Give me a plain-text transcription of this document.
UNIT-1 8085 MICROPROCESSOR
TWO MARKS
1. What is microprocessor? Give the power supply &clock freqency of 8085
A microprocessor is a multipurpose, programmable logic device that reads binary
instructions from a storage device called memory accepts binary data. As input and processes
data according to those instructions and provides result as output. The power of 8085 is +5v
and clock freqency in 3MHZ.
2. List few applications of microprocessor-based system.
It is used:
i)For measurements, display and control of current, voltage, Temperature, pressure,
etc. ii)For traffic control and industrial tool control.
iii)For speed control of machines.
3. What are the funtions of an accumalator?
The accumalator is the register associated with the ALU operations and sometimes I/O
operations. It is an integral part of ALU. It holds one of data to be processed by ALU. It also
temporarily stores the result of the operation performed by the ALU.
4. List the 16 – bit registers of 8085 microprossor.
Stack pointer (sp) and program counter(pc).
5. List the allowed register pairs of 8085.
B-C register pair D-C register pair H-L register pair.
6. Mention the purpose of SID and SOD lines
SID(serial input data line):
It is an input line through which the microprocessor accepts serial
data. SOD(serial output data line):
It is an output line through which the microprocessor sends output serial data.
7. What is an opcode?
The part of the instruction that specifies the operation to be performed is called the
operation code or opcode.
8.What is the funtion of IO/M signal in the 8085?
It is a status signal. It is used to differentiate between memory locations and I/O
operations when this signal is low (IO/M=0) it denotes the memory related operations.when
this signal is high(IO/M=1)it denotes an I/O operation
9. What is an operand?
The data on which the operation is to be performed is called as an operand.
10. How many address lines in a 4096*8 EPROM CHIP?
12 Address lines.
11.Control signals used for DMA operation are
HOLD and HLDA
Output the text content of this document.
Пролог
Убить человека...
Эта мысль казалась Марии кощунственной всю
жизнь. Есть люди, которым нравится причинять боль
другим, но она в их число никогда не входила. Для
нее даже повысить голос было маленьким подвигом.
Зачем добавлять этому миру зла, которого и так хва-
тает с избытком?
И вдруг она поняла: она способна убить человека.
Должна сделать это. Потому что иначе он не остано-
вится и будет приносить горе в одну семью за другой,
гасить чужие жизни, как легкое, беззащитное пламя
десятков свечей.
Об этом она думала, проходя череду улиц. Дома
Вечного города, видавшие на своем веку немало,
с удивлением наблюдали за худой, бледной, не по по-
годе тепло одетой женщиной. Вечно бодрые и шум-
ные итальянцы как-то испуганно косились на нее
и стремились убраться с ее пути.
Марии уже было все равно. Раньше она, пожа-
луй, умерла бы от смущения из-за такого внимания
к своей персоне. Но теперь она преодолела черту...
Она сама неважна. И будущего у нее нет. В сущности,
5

····················

Find every line in the records that has the string "denotes", then state how many there are and nothing else.

2